§ **PROBLEM TO WORK ON**: Identify each line containing the word "obere" and copy it.

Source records
○ ○ ○ ○ ○ ○ ○

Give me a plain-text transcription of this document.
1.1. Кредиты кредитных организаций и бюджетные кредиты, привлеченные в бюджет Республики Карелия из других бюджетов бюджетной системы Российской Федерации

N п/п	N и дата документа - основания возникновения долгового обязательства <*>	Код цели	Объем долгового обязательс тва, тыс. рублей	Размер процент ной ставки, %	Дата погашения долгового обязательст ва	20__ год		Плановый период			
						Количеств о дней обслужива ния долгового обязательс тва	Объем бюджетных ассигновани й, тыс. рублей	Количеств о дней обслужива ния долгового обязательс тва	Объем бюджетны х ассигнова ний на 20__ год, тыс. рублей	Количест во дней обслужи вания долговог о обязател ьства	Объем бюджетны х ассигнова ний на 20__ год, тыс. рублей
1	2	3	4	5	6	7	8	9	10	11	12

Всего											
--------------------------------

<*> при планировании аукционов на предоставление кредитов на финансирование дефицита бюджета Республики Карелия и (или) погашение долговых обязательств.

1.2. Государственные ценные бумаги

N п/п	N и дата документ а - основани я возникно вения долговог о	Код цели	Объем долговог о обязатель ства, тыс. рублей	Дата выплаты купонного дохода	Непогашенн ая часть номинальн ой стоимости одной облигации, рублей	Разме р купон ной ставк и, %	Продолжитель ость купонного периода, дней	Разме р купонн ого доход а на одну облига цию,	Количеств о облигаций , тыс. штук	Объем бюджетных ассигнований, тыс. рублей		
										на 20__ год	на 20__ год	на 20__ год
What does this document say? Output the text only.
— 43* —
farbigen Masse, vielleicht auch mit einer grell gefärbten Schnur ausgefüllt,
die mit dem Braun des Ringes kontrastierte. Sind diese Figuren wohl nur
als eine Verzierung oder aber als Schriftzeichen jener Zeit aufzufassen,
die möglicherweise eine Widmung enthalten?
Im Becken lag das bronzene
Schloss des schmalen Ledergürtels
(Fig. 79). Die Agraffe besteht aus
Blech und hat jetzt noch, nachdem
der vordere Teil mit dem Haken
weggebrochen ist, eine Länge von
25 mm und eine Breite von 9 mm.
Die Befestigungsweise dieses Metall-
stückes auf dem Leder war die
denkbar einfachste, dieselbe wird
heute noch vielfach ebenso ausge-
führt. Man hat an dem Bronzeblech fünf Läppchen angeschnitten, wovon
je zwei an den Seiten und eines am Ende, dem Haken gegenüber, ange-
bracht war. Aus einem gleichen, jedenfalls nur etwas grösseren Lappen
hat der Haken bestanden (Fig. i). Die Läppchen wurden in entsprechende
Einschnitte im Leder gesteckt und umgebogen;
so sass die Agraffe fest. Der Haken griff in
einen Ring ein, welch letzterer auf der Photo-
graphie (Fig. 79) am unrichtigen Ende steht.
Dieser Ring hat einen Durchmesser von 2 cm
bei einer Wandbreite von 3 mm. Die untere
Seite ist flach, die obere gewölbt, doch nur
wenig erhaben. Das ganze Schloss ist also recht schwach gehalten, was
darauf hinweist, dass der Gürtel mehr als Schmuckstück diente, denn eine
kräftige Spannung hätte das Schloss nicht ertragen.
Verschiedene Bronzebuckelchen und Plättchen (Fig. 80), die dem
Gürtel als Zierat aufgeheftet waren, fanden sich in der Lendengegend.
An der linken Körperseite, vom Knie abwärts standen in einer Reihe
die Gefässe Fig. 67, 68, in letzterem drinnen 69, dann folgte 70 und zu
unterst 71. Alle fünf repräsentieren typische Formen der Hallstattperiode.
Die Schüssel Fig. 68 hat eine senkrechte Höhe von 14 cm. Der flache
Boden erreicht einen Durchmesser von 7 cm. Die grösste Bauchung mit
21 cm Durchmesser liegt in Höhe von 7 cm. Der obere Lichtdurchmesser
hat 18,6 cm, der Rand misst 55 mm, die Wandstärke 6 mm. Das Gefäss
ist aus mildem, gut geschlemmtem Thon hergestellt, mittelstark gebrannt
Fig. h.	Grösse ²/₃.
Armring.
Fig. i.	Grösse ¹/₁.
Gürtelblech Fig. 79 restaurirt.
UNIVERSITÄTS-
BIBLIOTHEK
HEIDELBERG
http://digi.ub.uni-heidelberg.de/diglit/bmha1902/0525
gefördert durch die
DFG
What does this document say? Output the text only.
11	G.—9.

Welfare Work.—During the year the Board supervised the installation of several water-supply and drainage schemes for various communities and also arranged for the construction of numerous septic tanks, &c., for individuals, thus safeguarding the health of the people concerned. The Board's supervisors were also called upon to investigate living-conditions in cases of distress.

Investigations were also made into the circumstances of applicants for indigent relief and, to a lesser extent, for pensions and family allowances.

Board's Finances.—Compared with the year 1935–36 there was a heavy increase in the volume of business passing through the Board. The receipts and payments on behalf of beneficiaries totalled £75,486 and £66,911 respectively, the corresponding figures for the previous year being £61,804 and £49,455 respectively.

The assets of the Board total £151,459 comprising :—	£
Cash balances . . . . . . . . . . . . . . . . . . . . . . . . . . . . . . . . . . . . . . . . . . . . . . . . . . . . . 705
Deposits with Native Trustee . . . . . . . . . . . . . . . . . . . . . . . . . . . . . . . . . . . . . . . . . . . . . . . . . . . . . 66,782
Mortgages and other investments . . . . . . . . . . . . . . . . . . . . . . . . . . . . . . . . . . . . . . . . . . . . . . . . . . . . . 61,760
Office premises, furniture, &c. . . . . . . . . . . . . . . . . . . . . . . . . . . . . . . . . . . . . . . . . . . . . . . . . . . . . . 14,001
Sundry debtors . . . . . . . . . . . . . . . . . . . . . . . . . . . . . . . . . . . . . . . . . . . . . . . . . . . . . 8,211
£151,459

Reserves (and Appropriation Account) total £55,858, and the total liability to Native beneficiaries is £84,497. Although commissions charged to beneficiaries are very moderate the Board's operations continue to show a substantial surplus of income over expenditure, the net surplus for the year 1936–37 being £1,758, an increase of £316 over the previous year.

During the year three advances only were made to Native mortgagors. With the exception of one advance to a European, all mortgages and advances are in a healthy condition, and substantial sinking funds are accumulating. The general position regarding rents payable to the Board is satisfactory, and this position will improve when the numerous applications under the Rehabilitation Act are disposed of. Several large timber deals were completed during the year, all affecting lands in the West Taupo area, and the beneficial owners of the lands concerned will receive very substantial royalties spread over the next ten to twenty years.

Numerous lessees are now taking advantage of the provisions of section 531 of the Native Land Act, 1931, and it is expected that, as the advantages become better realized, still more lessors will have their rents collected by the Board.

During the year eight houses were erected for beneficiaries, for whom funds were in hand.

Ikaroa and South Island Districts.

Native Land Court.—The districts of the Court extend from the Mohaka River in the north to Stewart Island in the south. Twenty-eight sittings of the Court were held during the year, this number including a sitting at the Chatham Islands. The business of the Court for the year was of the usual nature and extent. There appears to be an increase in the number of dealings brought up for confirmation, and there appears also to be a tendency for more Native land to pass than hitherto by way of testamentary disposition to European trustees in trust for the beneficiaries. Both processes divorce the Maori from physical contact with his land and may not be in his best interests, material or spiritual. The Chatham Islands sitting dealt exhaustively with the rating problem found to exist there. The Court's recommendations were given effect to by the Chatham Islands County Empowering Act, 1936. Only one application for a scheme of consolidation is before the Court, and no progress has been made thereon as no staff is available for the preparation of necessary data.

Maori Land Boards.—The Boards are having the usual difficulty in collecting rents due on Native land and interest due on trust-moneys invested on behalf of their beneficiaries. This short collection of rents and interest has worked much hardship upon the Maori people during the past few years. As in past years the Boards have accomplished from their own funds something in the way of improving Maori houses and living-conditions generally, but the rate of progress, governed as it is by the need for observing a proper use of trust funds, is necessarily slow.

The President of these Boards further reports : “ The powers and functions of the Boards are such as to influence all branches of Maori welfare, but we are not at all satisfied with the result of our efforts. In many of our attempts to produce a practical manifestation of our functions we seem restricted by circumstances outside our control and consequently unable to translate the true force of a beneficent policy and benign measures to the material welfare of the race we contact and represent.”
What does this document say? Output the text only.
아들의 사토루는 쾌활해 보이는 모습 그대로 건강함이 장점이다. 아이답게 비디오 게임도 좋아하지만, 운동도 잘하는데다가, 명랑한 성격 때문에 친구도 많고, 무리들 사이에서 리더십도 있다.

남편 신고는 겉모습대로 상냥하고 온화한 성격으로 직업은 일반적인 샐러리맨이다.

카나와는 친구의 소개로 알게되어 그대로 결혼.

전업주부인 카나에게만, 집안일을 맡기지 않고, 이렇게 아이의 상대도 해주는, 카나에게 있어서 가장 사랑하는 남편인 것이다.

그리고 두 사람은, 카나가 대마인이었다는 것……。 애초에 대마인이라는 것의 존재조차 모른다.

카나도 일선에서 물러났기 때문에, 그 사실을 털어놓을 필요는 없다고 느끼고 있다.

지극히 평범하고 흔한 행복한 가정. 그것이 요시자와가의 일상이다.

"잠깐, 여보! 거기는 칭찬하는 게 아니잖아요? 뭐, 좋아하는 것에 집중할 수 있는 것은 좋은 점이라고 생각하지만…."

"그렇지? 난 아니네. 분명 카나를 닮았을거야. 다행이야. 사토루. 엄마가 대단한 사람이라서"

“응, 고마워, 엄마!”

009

○ ○ ○ ○ ○ ○ ○

§ **OUTPUT**:
Seite ist flach, die obere gewölbt, doch nur
21 cm Durchmesser liegt in Höhe von 7 cm. Der obere Lichtdurchmesser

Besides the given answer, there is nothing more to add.